# Task statement
Wherever the word "cách" turns up in a line of the entries, copy that line.

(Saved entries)
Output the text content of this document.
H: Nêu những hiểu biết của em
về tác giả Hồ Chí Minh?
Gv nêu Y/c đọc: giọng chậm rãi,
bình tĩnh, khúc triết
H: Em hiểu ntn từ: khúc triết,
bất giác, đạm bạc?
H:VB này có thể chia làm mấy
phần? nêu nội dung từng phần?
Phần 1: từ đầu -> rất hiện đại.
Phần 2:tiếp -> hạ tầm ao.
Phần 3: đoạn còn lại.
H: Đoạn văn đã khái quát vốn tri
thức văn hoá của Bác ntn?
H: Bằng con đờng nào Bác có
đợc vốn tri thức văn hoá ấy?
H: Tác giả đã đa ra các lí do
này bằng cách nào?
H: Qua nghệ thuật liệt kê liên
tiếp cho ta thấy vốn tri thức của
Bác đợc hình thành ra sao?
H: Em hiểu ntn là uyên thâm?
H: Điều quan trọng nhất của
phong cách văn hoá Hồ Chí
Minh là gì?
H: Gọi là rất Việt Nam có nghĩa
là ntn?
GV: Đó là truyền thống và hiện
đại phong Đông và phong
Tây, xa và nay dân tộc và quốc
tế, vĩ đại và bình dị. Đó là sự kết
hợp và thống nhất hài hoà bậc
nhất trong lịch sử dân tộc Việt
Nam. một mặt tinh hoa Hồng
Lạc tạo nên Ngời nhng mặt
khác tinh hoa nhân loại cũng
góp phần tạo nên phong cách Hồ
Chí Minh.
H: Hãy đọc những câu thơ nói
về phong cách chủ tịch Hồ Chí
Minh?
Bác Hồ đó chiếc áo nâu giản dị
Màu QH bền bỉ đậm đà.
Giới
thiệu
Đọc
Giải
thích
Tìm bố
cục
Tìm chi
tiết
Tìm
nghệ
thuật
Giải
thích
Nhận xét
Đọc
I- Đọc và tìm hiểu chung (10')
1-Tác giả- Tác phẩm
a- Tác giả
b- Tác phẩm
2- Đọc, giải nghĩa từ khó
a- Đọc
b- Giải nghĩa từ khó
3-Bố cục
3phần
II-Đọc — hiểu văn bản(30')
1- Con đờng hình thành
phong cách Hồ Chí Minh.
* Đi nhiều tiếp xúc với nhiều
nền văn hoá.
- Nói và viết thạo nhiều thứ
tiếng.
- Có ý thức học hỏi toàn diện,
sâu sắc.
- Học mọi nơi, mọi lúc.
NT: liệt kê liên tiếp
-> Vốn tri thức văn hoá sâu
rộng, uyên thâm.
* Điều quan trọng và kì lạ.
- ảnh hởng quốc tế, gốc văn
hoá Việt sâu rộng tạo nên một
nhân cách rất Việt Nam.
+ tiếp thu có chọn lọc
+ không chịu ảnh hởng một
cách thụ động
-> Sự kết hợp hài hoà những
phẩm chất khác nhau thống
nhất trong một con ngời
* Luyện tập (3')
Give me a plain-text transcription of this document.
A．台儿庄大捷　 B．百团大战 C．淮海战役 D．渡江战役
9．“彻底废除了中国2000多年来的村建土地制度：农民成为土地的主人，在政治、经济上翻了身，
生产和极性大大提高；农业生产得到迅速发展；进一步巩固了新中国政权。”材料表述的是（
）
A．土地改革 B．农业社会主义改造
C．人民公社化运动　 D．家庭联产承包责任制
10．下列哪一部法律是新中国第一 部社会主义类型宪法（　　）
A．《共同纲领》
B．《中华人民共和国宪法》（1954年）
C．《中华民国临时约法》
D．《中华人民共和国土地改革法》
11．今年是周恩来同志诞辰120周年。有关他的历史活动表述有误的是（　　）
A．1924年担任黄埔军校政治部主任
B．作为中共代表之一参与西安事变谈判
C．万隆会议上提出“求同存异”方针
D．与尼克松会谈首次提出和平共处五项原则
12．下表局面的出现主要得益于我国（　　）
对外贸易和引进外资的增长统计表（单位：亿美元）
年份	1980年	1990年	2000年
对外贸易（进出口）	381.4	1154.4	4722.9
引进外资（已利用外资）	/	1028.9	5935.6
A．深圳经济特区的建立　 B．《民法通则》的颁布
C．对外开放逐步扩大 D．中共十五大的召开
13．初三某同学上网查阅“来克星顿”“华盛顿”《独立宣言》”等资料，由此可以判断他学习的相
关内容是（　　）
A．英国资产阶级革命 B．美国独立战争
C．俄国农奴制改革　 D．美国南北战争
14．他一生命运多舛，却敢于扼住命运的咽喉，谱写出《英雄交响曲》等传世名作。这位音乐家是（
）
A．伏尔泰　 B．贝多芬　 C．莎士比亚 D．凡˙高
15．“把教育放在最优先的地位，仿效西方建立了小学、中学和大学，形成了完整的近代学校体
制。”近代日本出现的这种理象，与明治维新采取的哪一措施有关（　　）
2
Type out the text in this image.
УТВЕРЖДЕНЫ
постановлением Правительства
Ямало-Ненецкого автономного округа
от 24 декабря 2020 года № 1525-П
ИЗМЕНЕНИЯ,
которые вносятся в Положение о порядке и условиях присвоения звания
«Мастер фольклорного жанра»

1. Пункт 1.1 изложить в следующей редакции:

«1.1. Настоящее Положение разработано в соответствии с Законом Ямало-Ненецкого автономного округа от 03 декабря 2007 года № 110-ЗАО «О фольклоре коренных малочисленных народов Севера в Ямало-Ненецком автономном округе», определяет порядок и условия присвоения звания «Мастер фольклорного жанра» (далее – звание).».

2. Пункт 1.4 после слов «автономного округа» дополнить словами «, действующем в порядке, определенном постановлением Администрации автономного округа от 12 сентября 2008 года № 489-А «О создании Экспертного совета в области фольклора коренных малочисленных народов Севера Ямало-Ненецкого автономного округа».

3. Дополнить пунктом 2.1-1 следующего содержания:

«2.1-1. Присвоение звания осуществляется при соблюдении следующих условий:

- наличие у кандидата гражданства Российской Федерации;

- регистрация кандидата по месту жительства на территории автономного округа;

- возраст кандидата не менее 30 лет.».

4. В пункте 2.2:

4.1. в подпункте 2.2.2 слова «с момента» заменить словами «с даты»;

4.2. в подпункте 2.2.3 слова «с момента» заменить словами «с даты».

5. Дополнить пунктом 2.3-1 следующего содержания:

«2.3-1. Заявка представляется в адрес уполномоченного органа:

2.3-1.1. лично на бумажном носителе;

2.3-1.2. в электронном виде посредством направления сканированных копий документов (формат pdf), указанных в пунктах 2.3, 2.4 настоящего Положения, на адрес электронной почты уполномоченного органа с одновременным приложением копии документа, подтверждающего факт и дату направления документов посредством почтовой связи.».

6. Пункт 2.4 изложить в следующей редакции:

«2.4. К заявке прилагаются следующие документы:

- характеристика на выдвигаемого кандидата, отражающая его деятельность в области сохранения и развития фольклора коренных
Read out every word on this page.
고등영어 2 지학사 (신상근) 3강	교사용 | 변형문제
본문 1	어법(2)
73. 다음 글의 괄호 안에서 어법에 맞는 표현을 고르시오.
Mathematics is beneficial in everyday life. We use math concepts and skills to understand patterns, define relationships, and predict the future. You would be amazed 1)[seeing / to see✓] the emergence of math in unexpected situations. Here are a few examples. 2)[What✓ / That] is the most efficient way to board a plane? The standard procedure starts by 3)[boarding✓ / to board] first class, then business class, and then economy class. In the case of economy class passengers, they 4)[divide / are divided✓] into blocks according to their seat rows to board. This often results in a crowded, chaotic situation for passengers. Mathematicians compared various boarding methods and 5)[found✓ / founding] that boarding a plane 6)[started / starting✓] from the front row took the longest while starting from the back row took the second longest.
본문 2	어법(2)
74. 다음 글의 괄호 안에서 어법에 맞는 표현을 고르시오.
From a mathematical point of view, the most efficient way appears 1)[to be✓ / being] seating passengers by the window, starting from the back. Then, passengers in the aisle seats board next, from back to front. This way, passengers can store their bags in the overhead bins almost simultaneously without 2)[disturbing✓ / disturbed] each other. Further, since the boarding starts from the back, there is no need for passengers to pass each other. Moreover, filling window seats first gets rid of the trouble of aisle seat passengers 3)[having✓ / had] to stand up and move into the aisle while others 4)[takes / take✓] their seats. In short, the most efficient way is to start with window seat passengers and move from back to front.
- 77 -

# Response to the exercise
này bằng cách nào?
phong cách văn hoá Hồ Chí
góp phần tạo nên phong cách Hồ
về phong cách chủ tịch Hồ Chí
phong cách Hồ Chí Minh.
nhân cách rất Việt Nam.
cách thụ động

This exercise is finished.